Exercise details. Filter the records below and copy every line containing the word "ylabel".

Items listed in a dataset:
= = = =
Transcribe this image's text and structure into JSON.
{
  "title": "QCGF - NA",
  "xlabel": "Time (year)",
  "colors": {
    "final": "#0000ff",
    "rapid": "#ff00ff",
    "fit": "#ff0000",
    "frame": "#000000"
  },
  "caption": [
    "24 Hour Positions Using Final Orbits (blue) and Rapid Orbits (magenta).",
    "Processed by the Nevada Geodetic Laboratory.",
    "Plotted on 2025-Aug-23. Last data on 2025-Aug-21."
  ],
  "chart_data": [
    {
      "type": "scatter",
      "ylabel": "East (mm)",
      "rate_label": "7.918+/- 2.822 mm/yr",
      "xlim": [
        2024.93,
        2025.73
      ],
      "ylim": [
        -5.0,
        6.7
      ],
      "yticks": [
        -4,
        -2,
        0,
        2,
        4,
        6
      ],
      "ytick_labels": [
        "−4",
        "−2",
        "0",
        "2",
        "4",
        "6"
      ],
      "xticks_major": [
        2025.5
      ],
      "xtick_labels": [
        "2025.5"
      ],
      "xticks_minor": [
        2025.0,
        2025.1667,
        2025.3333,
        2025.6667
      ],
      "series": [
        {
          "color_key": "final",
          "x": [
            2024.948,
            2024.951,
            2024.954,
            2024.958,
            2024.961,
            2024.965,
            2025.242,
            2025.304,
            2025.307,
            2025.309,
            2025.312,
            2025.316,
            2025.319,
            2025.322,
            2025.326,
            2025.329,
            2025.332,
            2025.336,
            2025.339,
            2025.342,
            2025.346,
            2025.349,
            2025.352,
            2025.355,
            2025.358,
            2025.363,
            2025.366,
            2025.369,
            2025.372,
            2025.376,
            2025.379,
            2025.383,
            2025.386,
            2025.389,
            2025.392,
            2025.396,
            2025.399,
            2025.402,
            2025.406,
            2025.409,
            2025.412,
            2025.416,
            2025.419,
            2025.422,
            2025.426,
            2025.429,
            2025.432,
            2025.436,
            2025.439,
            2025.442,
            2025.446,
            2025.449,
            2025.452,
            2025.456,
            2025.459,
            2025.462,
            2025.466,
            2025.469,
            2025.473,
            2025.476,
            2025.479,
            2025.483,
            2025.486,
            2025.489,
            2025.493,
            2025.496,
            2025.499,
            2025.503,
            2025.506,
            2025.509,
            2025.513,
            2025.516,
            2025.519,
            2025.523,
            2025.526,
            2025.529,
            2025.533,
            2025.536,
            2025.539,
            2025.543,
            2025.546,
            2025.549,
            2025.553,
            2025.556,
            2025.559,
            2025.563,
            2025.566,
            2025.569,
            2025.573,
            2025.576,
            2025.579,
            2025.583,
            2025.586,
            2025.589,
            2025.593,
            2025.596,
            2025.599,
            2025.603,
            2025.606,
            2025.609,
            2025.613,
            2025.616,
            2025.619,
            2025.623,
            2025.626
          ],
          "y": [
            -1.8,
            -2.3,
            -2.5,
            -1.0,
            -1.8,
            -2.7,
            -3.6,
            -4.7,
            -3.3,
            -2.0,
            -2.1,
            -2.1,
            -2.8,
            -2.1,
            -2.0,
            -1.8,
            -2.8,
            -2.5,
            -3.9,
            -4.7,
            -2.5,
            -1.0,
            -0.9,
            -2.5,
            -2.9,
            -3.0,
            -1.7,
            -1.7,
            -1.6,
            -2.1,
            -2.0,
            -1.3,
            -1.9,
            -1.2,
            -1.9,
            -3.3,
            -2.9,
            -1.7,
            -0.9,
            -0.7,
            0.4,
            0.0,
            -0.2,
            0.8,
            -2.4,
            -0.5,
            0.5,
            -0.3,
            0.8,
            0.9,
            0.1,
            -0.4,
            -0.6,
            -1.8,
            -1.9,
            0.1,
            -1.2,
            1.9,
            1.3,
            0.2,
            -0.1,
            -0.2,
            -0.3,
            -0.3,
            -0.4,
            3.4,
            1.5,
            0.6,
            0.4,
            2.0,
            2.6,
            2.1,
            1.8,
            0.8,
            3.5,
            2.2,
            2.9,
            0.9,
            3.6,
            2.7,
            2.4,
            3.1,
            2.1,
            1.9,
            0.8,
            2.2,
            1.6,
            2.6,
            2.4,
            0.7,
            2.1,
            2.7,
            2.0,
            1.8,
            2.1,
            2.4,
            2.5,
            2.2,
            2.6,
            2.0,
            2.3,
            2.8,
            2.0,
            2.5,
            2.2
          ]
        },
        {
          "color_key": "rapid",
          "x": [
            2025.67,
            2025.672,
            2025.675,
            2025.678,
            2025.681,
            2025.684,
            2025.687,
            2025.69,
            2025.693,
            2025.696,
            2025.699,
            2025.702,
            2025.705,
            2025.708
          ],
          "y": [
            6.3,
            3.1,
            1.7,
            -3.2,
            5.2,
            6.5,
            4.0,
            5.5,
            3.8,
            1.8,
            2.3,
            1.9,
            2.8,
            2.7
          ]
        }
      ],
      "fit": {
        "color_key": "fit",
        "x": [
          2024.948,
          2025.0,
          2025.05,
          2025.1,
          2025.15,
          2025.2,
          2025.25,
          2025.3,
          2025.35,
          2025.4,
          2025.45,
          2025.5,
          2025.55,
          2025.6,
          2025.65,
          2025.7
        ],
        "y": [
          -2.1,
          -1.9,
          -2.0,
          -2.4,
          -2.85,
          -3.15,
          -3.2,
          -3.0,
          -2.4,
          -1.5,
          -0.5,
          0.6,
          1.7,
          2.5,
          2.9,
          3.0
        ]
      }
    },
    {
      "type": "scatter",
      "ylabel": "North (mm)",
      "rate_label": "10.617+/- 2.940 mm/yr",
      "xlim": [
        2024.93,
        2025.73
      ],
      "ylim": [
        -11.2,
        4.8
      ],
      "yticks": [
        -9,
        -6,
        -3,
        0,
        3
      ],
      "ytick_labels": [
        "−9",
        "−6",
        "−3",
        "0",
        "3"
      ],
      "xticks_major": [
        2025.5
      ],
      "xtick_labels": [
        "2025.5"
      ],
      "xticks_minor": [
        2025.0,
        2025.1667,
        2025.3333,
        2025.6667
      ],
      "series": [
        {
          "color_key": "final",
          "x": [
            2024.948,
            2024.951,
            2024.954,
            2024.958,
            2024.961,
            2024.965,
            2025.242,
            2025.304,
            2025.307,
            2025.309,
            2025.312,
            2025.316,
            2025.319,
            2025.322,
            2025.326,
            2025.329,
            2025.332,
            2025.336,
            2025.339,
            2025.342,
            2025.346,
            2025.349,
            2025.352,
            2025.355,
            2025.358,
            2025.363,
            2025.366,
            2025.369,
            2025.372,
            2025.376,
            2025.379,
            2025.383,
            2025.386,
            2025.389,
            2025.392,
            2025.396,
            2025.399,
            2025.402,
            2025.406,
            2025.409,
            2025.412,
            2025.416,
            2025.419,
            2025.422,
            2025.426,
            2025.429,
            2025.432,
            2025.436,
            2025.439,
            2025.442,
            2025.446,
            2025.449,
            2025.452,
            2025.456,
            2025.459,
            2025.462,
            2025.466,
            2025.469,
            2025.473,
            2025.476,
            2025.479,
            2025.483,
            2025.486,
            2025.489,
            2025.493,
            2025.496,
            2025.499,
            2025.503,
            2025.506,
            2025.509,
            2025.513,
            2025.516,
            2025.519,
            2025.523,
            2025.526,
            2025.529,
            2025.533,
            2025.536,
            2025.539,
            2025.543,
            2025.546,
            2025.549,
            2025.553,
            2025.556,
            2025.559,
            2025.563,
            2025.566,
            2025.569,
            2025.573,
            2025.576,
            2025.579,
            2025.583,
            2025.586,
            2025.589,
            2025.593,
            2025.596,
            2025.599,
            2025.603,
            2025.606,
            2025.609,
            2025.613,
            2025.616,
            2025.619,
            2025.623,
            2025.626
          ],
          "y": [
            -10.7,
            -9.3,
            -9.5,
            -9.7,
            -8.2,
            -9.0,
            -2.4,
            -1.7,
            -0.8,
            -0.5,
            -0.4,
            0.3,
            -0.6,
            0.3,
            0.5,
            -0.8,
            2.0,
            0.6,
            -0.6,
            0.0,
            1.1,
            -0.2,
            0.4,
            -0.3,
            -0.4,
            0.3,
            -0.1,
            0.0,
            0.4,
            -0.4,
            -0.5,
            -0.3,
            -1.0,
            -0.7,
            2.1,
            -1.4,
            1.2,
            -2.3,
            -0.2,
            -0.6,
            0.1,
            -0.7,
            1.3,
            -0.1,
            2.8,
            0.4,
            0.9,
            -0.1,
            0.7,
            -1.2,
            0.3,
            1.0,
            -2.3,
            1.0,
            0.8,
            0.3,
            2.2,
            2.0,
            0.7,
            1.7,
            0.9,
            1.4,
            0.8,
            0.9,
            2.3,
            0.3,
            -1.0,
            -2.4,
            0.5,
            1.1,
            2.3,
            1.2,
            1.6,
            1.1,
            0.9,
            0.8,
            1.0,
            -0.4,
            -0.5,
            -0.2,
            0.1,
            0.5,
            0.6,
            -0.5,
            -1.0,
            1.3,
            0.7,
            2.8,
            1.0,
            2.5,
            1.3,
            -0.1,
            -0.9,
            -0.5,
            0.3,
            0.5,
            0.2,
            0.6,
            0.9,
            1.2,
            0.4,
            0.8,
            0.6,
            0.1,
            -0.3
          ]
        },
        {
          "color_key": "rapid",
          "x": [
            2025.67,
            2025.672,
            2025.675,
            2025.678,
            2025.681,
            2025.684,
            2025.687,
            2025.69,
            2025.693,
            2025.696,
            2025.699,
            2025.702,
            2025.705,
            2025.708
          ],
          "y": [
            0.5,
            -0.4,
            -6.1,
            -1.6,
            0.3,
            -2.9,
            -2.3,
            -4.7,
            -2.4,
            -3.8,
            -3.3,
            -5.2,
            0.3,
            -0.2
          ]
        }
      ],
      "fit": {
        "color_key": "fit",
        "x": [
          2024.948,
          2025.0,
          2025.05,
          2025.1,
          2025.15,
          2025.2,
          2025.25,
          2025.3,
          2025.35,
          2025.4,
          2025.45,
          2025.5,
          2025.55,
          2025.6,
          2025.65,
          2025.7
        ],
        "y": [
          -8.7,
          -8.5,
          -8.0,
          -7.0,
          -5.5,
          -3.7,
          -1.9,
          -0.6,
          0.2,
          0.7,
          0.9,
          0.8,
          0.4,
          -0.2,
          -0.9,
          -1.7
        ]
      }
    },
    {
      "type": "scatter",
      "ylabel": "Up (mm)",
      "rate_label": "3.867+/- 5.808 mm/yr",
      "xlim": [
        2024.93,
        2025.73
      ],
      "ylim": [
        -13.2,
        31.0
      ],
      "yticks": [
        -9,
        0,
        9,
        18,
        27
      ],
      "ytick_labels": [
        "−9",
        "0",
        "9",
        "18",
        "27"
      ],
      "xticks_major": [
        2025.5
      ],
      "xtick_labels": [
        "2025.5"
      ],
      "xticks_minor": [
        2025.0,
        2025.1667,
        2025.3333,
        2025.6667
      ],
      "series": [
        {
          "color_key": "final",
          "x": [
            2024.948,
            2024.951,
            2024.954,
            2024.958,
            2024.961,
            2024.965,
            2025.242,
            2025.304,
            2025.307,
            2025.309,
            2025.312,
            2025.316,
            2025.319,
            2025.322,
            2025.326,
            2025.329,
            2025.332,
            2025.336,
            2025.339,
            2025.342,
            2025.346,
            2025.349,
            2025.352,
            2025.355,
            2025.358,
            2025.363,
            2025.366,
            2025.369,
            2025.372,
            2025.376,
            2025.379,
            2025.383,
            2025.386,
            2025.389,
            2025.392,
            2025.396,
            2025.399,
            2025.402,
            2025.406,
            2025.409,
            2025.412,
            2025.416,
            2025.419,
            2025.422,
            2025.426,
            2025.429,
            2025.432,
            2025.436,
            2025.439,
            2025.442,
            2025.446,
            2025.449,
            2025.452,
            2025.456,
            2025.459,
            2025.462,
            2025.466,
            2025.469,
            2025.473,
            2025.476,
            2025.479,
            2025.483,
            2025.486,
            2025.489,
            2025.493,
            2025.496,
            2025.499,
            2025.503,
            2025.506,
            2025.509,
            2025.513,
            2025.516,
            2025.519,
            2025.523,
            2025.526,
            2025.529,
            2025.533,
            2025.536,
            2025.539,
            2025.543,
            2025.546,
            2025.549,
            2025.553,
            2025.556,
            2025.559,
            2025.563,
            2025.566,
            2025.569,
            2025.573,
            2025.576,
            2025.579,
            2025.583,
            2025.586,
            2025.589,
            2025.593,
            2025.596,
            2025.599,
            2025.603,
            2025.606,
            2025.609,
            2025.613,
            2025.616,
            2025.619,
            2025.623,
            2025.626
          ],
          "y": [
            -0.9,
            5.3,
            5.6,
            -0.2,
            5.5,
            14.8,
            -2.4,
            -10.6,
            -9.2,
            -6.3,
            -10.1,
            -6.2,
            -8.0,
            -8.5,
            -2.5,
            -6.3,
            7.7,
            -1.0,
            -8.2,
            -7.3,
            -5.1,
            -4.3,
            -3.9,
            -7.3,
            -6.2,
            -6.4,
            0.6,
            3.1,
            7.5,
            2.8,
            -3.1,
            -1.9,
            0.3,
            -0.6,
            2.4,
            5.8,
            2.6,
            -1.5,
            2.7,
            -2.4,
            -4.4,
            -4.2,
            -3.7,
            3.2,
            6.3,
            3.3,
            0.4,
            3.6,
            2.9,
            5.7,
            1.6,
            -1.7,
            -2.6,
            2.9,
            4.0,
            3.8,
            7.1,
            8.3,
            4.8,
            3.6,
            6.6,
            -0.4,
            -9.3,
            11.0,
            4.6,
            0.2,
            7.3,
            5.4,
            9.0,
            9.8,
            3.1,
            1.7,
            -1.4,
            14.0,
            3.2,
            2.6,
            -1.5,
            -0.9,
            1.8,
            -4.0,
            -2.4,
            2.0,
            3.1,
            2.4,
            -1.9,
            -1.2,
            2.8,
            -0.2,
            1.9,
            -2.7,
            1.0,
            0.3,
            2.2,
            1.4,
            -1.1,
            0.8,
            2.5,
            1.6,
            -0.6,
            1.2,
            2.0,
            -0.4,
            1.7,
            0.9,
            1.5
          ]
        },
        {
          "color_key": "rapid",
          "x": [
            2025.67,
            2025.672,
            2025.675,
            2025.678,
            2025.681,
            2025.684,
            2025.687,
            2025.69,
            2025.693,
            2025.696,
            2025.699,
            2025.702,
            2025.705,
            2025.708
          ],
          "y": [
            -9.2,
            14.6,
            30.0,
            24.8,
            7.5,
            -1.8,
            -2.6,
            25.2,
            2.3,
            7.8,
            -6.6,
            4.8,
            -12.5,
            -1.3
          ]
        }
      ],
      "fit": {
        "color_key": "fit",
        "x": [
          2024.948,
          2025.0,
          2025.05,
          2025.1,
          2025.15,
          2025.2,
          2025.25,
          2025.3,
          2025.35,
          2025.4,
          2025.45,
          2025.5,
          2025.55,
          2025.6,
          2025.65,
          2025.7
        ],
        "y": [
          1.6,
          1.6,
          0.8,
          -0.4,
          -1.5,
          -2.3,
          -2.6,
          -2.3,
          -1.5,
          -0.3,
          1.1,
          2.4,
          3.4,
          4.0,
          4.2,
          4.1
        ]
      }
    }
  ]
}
= = = =
Solution to this task.
      "ylabel": "East (mm)",
      "ylabel": "North (mm)",
      "ylabel": "Up (mm)",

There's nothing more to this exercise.